Aim of the exercise:
Copy the lines holding the word "highlight", all of them.

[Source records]
========
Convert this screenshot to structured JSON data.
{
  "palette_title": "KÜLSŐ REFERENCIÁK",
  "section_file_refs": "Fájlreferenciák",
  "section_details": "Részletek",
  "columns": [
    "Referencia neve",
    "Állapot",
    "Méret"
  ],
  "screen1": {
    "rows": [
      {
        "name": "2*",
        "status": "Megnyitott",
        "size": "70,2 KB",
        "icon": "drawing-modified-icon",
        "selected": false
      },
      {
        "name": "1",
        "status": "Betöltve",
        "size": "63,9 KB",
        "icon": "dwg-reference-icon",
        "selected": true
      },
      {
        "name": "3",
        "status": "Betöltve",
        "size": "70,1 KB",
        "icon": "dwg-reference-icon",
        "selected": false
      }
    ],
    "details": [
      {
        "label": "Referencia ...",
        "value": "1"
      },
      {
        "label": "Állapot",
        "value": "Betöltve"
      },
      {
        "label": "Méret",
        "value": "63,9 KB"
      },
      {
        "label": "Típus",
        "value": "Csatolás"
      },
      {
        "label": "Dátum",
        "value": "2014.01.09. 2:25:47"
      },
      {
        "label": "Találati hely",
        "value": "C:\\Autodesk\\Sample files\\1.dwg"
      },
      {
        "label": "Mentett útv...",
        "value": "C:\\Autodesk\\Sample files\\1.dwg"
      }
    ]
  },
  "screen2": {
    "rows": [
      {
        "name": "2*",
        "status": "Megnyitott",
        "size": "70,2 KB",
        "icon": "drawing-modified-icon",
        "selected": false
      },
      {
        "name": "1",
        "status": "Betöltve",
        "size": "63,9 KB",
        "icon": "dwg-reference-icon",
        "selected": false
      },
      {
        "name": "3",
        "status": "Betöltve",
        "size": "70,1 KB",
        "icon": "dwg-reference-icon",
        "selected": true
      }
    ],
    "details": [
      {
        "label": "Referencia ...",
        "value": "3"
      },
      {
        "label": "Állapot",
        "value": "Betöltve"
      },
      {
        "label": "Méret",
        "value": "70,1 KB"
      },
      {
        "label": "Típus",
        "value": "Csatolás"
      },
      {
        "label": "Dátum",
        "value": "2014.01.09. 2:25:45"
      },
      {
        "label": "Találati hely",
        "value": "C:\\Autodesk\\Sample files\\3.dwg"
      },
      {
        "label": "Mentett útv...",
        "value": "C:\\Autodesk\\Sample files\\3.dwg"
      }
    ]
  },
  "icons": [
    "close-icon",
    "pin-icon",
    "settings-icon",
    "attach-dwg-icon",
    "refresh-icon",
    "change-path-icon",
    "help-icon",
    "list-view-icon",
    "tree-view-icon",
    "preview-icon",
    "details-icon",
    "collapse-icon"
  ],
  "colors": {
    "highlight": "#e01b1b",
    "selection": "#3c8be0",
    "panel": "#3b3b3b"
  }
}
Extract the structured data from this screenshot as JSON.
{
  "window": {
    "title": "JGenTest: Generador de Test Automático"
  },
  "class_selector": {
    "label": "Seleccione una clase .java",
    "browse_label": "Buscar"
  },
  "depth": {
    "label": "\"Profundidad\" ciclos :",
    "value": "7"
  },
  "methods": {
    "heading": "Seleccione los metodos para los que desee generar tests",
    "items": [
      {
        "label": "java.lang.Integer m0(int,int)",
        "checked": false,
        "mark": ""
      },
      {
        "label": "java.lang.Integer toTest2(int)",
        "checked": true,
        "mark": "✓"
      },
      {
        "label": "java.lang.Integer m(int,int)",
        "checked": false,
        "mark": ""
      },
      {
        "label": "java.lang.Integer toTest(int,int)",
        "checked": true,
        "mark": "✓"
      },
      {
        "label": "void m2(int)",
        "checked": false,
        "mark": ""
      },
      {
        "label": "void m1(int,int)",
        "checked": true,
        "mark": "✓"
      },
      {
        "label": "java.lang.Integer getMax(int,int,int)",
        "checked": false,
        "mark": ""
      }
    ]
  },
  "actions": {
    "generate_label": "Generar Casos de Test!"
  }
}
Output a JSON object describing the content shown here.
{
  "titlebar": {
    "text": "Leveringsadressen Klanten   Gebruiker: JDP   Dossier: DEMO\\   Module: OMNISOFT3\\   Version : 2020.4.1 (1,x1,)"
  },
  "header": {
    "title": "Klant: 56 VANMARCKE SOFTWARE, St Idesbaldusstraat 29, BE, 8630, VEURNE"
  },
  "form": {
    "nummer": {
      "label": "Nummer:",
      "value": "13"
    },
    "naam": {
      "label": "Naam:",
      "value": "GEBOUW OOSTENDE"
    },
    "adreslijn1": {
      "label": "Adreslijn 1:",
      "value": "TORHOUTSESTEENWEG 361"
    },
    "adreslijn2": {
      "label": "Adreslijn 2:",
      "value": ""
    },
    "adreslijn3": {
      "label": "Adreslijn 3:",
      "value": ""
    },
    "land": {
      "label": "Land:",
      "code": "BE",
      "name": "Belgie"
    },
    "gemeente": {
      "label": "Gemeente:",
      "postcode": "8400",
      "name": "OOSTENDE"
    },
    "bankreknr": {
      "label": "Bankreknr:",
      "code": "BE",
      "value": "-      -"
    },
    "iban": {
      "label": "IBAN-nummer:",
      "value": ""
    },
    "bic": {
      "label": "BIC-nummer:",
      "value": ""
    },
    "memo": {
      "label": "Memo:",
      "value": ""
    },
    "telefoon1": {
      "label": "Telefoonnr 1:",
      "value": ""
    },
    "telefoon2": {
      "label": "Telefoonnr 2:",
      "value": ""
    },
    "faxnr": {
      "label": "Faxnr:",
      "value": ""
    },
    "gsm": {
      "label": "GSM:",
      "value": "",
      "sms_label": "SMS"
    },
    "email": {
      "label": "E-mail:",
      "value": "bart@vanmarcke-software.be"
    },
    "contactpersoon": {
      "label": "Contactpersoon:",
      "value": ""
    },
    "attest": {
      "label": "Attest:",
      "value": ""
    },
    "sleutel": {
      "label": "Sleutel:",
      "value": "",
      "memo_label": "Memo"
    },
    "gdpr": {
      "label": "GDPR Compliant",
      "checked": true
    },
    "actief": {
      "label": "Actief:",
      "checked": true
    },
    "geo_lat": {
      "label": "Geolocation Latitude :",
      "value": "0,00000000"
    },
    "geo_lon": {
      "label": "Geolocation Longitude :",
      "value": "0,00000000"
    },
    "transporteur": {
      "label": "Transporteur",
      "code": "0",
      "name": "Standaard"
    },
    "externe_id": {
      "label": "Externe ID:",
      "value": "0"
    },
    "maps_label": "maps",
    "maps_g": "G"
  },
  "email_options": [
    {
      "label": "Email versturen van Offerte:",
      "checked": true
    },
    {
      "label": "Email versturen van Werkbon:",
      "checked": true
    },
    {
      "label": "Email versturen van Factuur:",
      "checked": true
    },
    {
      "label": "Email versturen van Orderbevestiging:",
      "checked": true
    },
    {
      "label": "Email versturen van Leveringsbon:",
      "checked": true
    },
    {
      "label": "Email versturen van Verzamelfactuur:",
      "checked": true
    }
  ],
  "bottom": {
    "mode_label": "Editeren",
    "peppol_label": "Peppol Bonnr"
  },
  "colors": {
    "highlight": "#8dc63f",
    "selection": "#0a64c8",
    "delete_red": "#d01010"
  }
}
========
Written response:
    "highlight": "#e01b1b",
    "highlight": "#8dc63f",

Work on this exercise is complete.